- _Records shown_
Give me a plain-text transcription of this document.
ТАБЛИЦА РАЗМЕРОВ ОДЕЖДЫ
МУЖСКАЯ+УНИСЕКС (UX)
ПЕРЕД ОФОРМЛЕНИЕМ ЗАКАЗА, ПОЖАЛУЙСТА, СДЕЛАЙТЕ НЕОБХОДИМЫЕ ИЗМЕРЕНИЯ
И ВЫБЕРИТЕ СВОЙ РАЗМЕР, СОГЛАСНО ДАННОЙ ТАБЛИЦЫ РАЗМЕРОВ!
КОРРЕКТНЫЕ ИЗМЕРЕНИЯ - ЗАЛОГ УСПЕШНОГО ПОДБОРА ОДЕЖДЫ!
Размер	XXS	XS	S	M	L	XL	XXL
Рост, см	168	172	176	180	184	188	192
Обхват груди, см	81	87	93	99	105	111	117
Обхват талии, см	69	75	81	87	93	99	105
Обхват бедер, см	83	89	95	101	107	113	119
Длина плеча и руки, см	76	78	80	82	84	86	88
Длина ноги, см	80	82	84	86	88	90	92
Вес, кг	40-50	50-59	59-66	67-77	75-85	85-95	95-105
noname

- _What this task involves_
Please quote every record above exactly as it appears.

- _Final result_
Give me a plain-text transcription of this document.
ТАБЛИЦА РАЗМЕРОВ ОДЕЖДЫ
МУЖСКАЯ+УНИСЕКС (UX)
ПЕРЕД ОФОРМЛЕНИЕМ ЗАКАЗА, ПОЖАЛУЙСТА, СДЕЛАЙТЕ НЕОБХОДИМЫЕ ИЗМЕРЕНИЯ
И ВЫБЕРИТЕ СВОЙ РАЗМЕР, СОГЛАСНО ДАННОЙ ТАБЛИЦЫ РАЗМЕРОВ!
КОРРЕКТНЫЕ ИЗМЕРЕНИЯ - ЗАЛОГ УСПЕШНОГО ПОДБОРА ОДЕЖДЫ!
Размер	XXS	XS	S	M	L	XL	XXL
Рост, см	168	172	176	180	184	188	192
Обхват груди, см	81	87	93	99	105	111	117
Обхват талии, см	69	75	81	87	93	99	105
Обхват бедер, см	83	89	95	101	107	113	119
Длина плеча и руки, см	76	78	80	82	84	86	88
Длина ноги, см	80	82	84	86	88	90	92
Вес, кг	40-50	50-59	59-66	67-77	75-85	85-95	95-105
noname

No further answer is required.